> _Exercise task_
Emit the data below verbatim, stripping out any pictures.

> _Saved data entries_
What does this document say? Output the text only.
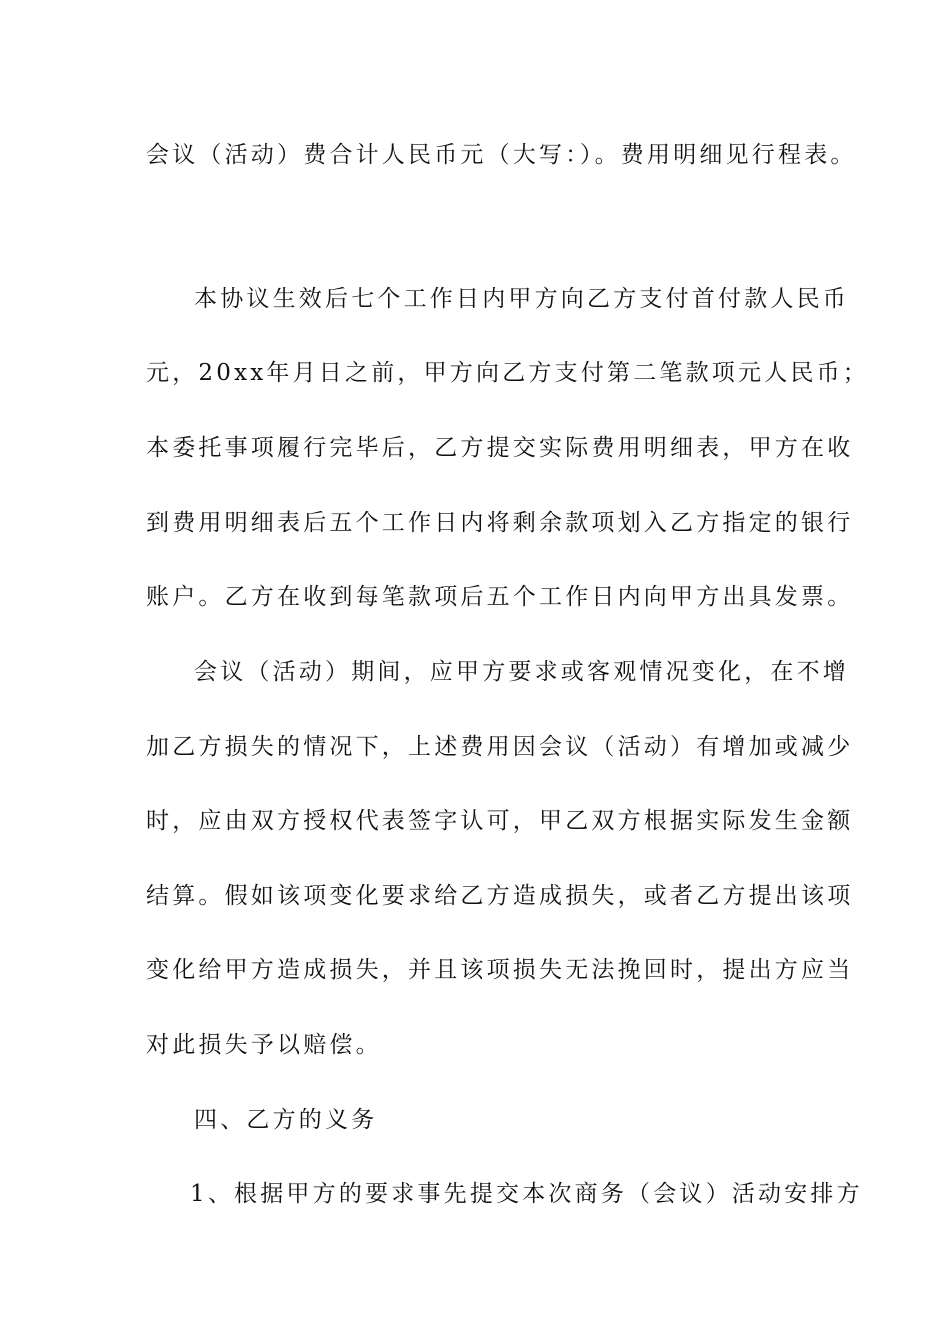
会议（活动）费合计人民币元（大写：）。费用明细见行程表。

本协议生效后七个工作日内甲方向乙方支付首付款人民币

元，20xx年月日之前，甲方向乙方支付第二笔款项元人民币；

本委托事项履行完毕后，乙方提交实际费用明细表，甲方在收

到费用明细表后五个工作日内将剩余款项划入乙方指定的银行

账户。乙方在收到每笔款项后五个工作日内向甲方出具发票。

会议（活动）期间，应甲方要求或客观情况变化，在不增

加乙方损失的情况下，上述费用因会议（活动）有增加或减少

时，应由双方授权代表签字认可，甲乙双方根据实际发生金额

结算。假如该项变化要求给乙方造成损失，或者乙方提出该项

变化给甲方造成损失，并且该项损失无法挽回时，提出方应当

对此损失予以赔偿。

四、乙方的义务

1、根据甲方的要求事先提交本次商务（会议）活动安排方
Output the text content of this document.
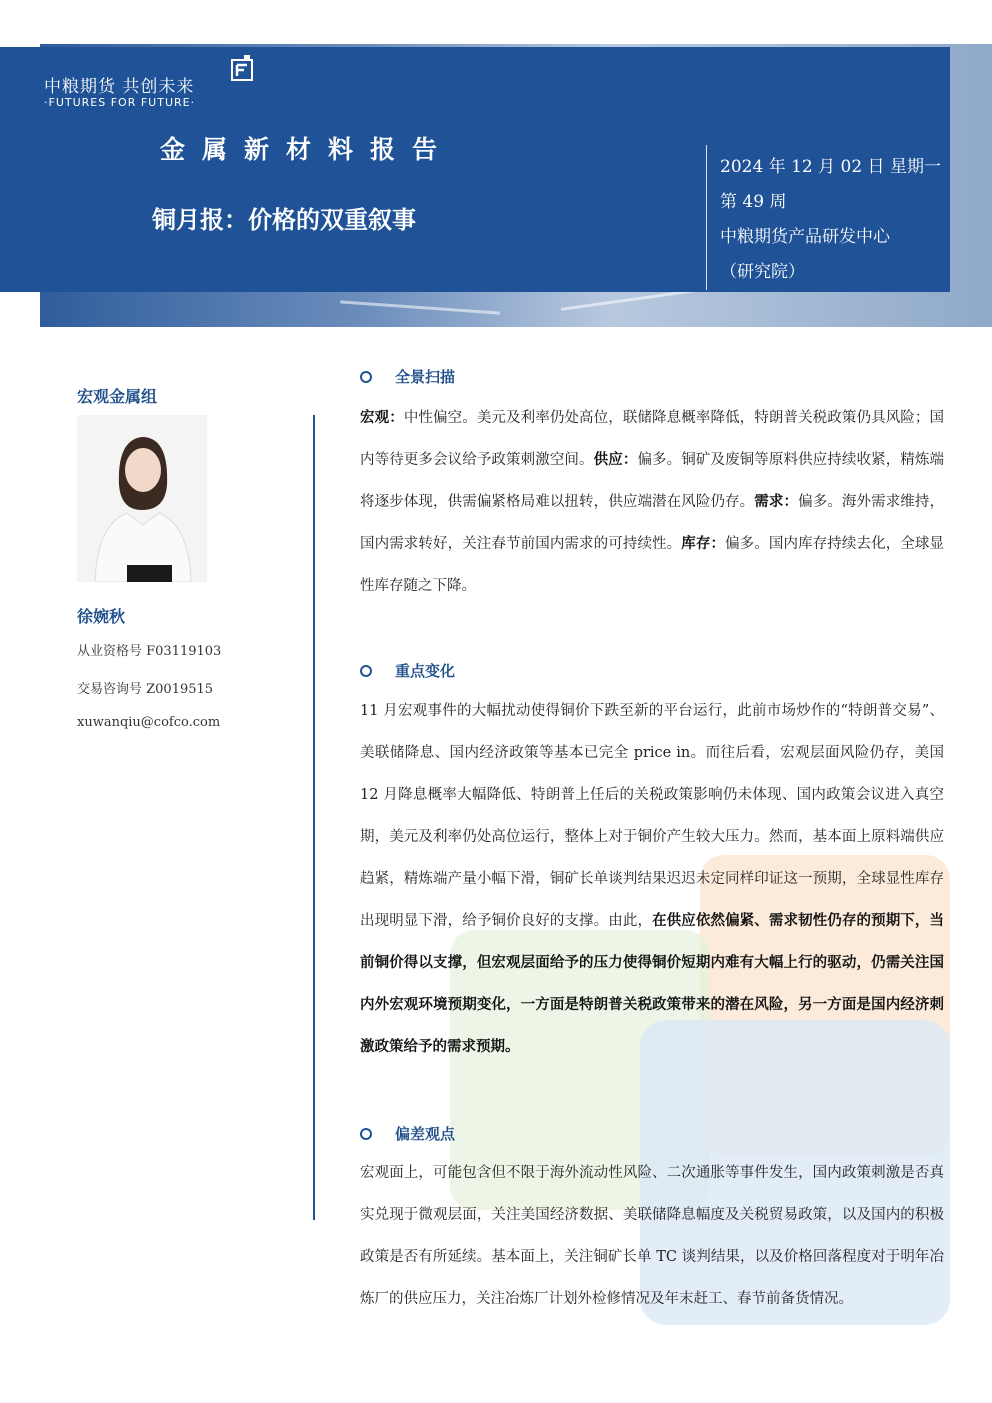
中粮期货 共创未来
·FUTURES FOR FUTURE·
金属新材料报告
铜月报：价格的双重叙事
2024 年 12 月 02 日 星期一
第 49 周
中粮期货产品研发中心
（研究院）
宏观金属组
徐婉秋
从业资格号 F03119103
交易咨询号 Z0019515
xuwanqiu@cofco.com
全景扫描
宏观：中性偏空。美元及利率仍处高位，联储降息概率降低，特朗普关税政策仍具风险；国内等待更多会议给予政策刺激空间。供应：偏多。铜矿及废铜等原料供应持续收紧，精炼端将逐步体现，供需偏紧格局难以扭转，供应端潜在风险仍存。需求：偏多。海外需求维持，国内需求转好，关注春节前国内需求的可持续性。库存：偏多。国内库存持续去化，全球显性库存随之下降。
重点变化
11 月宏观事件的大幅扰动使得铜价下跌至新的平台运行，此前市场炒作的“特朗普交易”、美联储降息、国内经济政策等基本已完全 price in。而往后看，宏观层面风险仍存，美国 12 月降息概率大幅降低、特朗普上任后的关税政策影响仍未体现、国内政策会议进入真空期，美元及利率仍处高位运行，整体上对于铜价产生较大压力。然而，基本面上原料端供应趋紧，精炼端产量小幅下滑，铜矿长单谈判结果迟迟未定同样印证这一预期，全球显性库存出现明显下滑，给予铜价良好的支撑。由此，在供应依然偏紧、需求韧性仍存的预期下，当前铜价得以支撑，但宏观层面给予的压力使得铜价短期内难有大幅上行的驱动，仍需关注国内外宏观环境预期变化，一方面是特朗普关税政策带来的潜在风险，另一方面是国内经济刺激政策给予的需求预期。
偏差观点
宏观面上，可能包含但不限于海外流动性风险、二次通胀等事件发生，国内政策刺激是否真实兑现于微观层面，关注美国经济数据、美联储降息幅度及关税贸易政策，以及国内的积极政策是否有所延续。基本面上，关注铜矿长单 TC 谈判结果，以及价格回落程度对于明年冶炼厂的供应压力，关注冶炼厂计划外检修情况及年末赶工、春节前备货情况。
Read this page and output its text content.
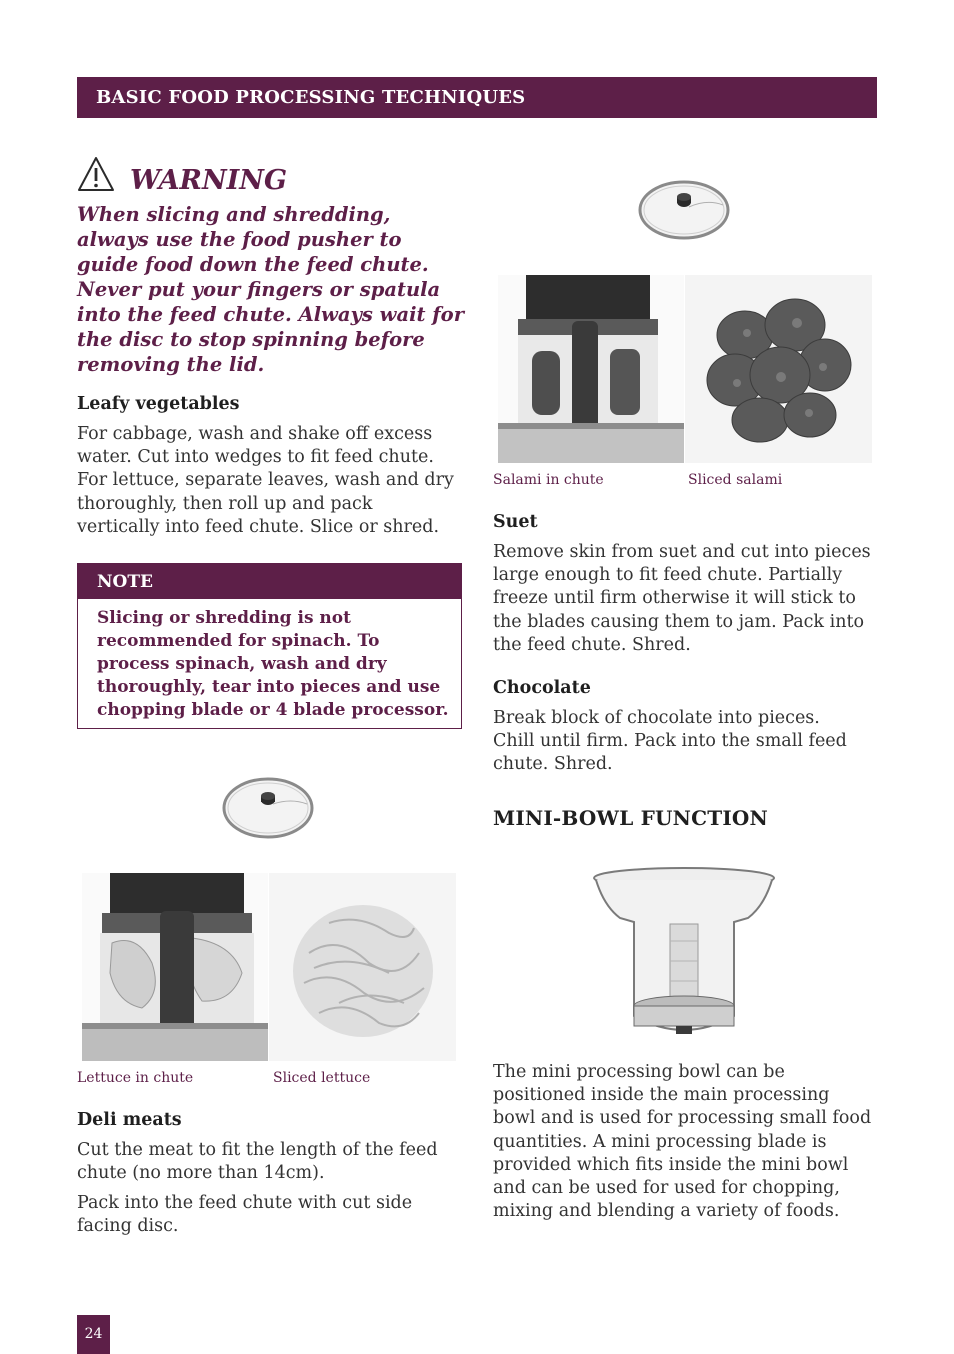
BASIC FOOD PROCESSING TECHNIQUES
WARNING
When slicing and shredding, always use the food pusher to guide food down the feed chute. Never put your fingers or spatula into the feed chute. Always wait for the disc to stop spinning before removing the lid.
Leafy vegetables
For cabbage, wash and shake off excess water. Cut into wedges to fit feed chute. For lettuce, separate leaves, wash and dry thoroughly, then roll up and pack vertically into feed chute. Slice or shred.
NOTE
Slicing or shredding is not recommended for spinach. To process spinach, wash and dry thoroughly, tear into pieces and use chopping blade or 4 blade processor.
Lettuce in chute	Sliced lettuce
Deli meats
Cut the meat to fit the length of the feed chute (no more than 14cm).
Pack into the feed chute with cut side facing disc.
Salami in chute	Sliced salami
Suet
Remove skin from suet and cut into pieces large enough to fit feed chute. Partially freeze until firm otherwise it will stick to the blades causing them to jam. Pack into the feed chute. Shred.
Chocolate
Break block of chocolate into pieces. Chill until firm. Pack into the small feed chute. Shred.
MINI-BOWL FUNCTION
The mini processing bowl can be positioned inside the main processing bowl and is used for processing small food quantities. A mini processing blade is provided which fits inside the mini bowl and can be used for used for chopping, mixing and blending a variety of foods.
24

> _Answer to the exercise_
What does this document say? Output the text only.
会议（活动）费合计人民币元（大写：）。费用明细见行程表。

本协议生效后七个工作日内甲方向乙方支付首付款人民币

元，20xx年月日之前，甲方向乙方支付第二笔款项元人民币；

本委托事项履行完毕后，乙方提交实际费用明细表，甲方在收

到费用明细表后五个工作日内将剩余款项划入乙方指定的银行

账户。乙方在收到每笔款项后五个工作日内向甲方出具发票。

会议（活动）期间，应甲方要求或客观情况变化，在不增

加乙方损失的情况下，上述费用因会议（活动）有增加或减少

时，应由双方授权代表签字认可，甲乙双方根据实际发生金额

结算。假如该项变化要求给乙方造成损失，或者乙方提出该项

变化给甲方造成损失，并且该项损失无法挽回时，提出方应当

对此损失予以赔偿。

四、乙方的义务

1、根据甲方的要求事先提交本次商务（会议）活动安排方
Output the text content of this document.
中粮期货 共创未来
·FUTURES FOR FUTURE·
金属新材料报告
铜月报：价格的双重叙事
2024 年 12 月 02 日 星期一
第 49 周
中粮期货产品研发中心
（研究院）
宏观金属组
徐婉秋
从业资格号 F03119103
交易咨询号 Z0019515
xuwanqiu@cofco.com
全景扫描
宏观：中性偏空。美元及利率仍处高位，联储降息概率降低，特朗普关税政策仍具风险；国内等待更多会议给予政策刺激空间。供应：偏多。铜矿及废铜等原料供应持续收紧，精炼端将逐步体现，供需偏紧格局难以扭转，供应端潜在风险仍存。需求：偏多。海外需求维持，国内需求转好，关注春节前国内需求的可持续性。库存：偏多。国内库存持续去化，全球显性库存随之下降。
重点变化
11 月宏观事件的大幅扰动使得铜价下跌至新的平台运行，此前市场炒作的“特朗普交易”、美联储降息、国内经济政策等基本已完全 price in。而往后看，宏观层面风险仍存，美国 12 月降息概率大幅降低、特朗普上任后的关税政策影响仍未体现、国内政策会议进入真空期，美元及利率仍处高位运行，整体上对于铜价产生较大压力。然而，基本面上原料端供应趋紧，精炼端产量小幅下滑，铜矿长单谈判结果迟迟未定同样印证这一预期，全球显性库存出现明显下滑，给予铜价良好的支撑。由此，在供应依然偏紧、需求韧性仍存的预期下，当前铜价得以支撑，但宏观层面给予的压力使得铜价短期内难有大幅上行的驱动，仍需关注国内外宏观环境预期变化，一方面是特朗普关税政策带来的潜在风险，另一方面是国内经济刺激政策给予的需求预期。
偏差观点
宏观面上，可能包含但不限于海外流动性风险、二次通胀等事件发生，国内政策刺激是否真实兑现于微观层面，关注美国经济数据、美联储降息幅度及关税贸易政策，以及国内的积极政策是否有所延续。基本面上，关注铜矿长单 TC 谈判结果，以及价格回落程度对于明年冶炼厂的供应压力，关注冶炼厂计划外检修情况及年末赶工、春节前备货情况。
Read this page and output its text content.
BASIC FOOD PROCESSING TECHNIQUES
WARNING
When slicing and shredding, always use the food pusher to guide food down the feed chute. Never put your fingers or spatula into the feed chute. Always wait for the disc to stop spinning before removing the lid.
Leafy vegetables
For cabbage, wash and shake off excess water. Cut into wedges to fit feed chute. For lettuce, separate leaves, wash and dry thoroughly, then roll up and pack vertically into feed chute. Slice or shred.
NOTE
Slicing or shredding is not recommended for spinach. To process spinach, wash and dry thoroughly, tear into pieces and use chopping blade or 4 blade processor.
Lettuce in chute	Sliced lettuce
Deli meats
Cut the meat to fit the length of the feed chute (no more than 14cm).
Pack into the feed chute with cut side facing disc.
Salami in chute	Sliced salami
Suet
Remove skin from suet and cut into pieces large enough to fit feed chute. Partially freeze until firm otherwise it will stick to the blades causing them to jam. Pack into the feed chute. Shred.
Chocolate
Break block of chocolate into pieces. Chill until firm. Pack into the small feed chute. Shred.
MINI-BOWL FUNCTION
The mini processing bowl can be positioned inside the main processing bowl and is used for processing small food quantities. A mini processing blade is provided which fits inside the mini bowl and can be used for used for chopping, mixing and blending a variety of foods.
24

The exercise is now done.